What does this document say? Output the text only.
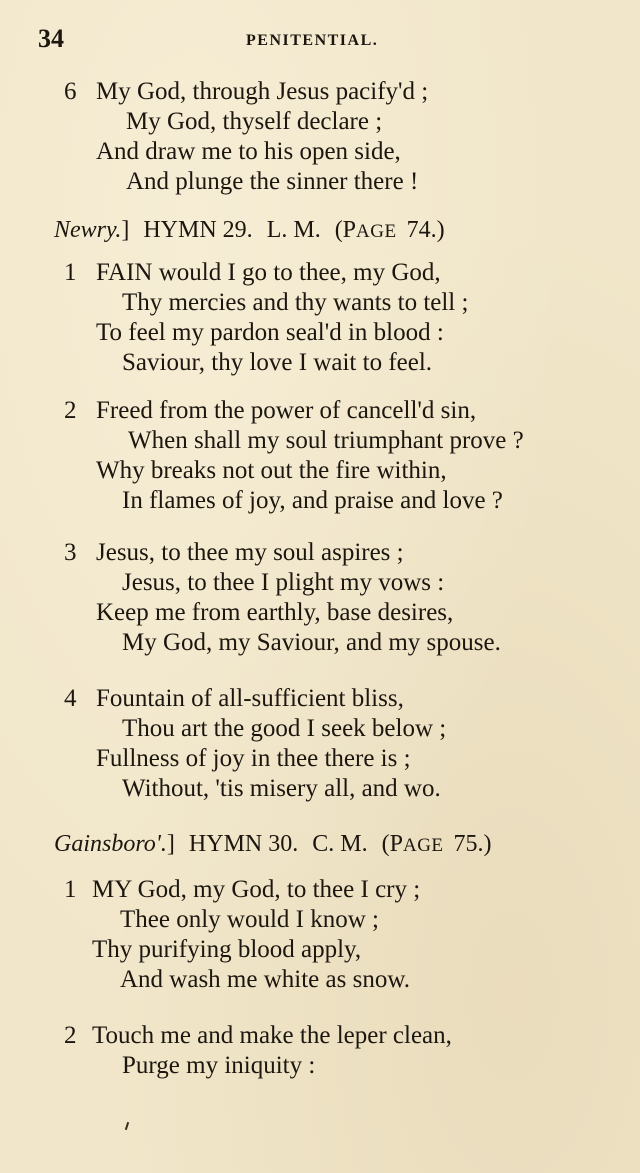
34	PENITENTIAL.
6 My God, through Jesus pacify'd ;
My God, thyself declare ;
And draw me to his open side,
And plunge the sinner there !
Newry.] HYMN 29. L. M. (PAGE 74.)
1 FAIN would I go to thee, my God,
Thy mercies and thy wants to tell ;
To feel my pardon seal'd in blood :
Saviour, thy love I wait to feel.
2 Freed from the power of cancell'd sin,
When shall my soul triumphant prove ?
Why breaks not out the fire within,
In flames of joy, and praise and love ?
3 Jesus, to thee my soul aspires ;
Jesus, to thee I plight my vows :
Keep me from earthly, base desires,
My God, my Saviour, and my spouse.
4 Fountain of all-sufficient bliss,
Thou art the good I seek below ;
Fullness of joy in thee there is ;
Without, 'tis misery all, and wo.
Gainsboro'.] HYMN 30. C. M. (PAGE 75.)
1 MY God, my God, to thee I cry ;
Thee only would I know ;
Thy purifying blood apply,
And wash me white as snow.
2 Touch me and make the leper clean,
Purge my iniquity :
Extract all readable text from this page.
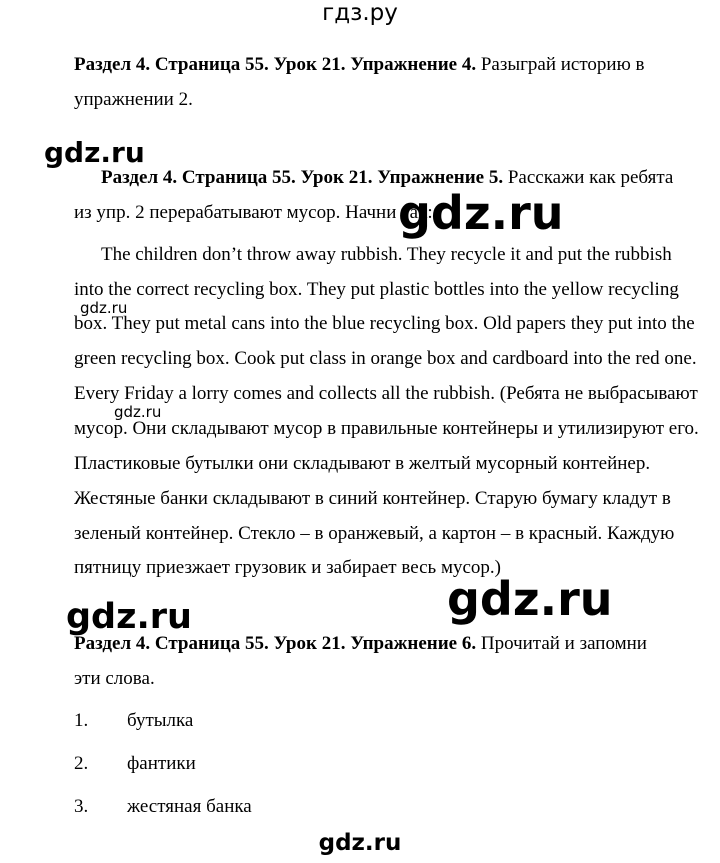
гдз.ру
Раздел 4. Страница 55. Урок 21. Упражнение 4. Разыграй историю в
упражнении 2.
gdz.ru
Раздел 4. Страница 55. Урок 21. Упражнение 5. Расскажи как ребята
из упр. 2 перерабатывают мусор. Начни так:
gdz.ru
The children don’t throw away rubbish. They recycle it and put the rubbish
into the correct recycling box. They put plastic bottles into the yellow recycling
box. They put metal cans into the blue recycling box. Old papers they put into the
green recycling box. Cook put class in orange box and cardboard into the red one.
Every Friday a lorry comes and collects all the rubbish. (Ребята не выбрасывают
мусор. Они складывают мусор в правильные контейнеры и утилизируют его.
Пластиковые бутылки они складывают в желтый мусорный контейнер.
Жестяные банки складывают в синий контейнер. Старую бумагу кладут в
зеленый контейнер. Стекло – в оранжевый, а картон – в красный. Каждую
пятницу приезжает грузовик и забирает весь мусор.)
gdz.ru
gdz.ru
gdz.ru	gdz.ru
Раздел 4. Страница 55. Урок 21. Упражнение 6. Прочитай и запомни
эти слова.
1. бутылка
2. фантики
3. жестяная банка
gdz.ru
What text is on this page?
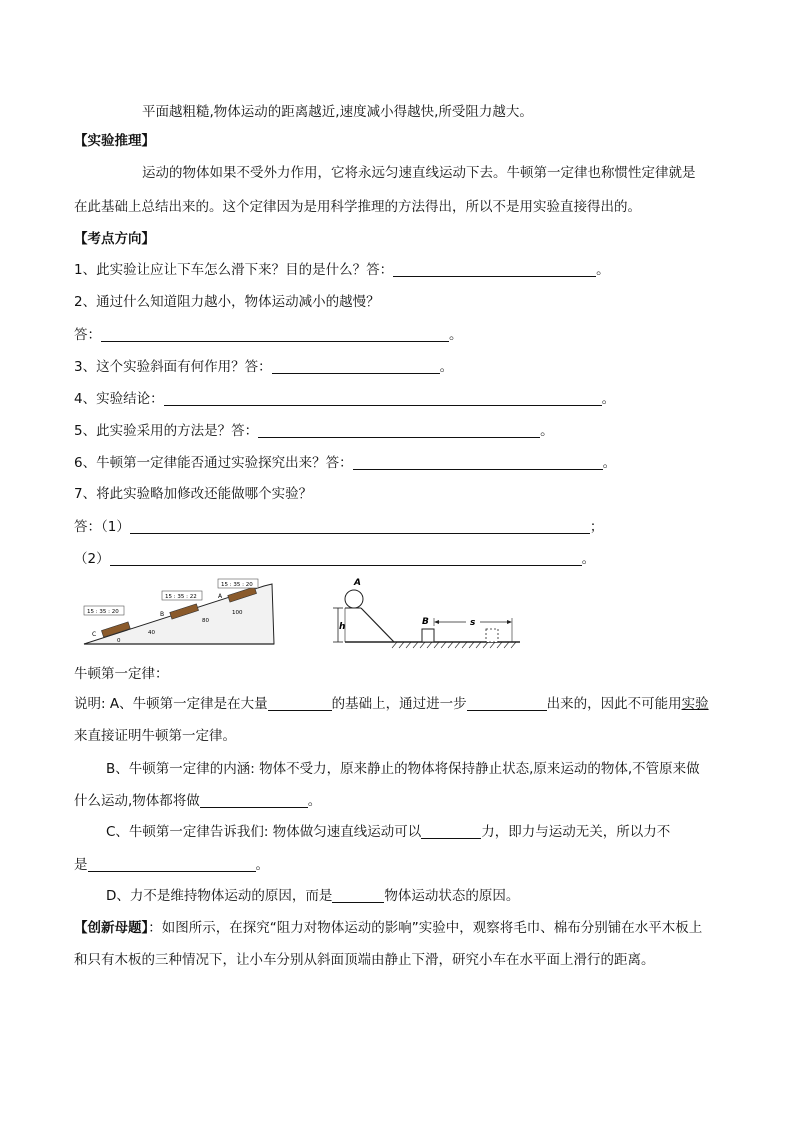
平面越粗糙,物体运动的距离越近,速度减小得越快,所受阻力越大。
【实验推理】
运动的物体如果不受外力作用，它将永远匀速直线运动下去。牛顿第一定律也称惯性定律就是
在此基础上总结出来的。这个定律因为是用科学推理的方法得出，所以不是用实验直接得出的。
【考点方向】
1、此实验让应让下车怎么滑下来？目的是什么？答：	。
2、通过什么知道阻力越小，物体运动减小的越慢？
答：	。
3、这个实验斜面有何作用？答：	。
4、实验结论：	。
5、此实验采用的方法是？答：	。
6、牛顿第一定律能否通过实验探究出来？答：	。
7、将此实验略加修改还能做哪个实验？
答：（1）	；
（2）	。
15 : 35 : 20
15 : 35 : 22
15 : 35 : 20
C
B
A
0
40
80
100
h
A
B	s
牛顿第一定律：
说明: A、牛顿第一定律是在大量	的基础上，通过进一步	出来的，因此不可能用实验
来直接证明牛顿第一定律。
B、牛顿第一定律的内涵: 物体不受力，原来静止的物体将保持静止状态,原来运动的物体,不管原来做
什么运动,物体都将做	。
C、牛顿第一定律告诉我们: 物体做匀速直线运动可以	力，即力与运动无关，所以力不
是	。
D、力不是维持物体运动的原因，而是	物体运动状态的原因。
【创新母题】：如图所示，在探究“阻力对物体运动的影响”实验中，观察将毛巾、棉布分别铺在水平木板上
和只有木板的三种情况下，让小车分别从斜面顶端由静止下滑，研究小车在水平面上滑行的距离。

######

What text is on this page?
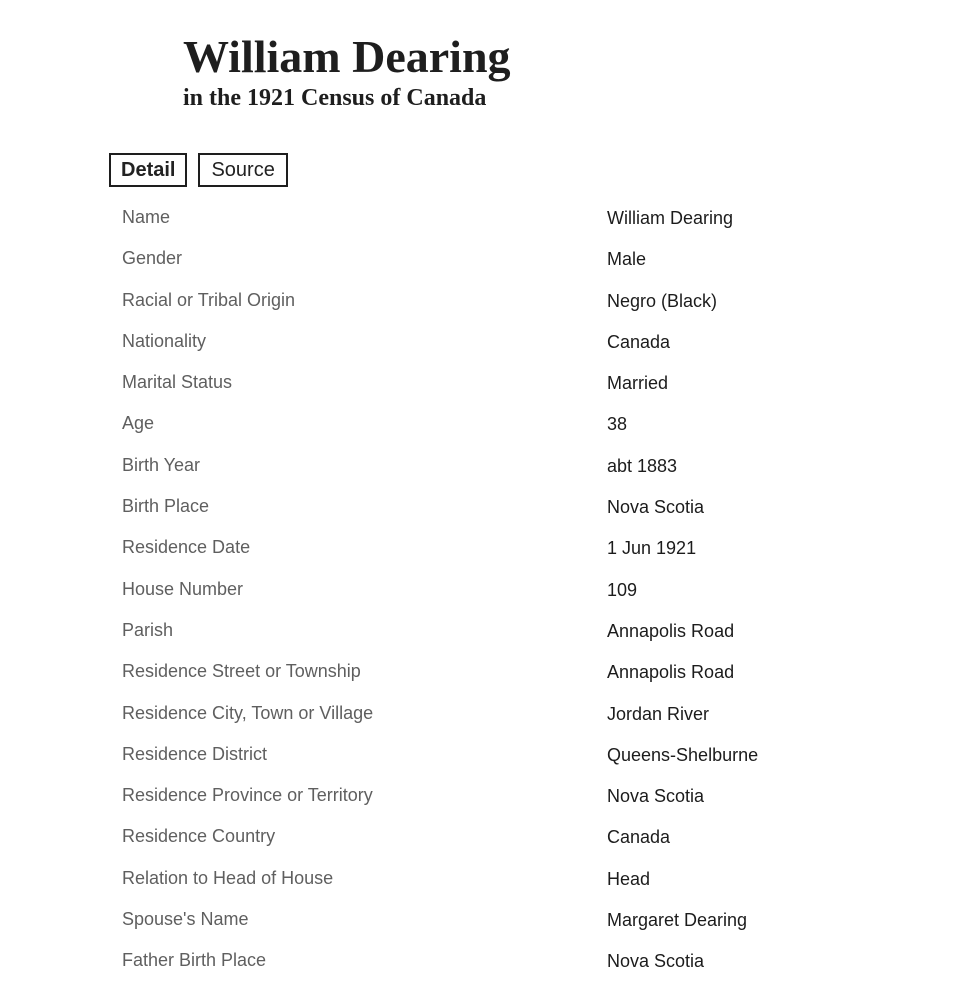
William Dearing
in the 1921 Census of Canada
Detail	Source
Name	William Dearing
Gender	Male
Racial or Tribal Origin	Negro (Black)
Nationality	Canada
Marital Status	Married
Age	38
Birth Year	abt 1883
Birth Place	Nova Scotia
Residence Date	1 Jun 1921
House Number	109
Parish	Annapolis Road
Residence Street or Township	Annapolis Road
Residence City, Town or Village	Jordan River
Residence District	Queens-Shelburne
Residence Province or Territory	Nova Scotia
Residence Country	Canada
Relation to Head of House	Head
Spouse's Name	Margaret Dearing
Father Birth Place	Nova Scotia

######

:: DESCRIPTION OF THE TASK ::
List all lines in the material containing the string "House".

:: ANSWER TO THE PROBLEM ::
House Number	109
Relation to Head of House	Head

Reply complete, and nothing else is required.